═══ Extracted material

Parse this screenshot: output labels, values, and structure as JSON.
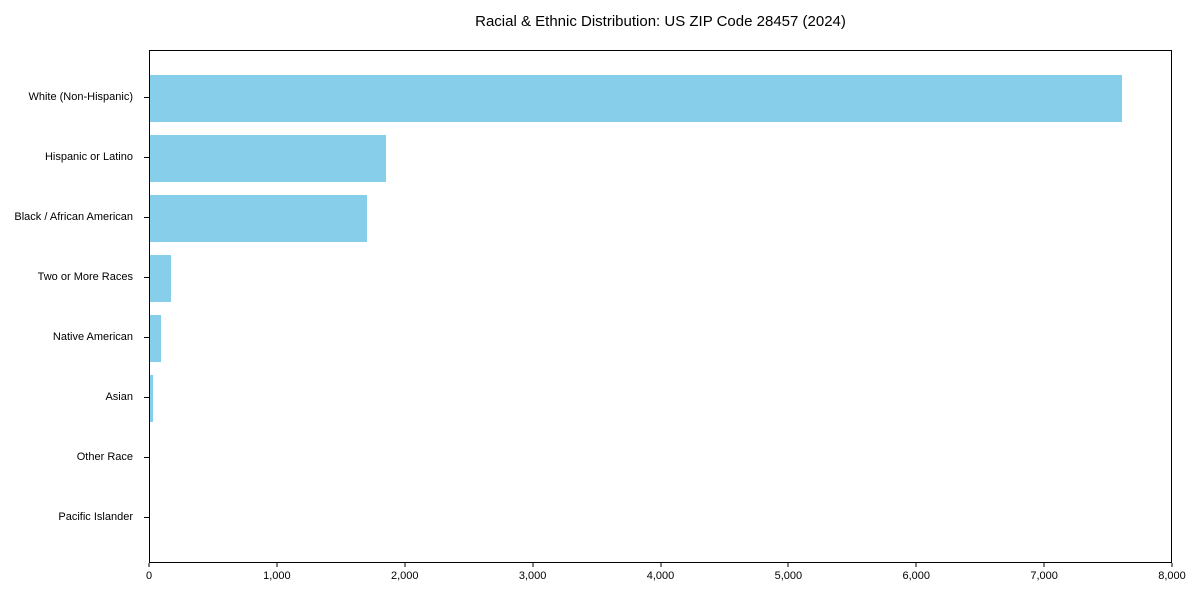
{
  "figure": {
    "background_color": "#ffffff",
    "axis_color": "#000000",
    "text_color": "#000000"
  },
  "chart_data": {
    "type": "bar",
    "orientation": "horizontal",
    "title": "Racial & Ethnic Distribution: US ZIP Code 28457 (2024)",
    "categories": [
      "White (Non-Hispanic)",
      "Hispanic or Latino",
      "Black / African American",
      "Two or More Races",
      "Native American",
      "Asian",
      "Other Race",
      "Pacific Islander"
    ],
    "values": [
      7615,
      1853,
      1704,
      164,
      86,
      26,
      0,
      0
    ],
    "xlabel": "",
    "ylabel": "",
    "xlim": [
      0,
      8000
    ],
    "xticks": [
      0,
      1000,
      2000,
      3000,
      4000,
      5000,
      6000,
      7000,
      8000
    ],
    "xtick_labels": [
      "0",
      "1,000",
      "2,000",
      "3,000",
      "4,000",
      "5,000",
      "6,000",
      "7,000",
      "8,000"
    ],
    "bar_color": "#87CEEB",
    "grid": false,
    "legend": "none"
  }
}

══════

_Exercise description_
Search the data for the string "values". List each line that has it.

_Answer in full_
Parse this screenshot: output labels, values, and structure as JSON.
    "values": [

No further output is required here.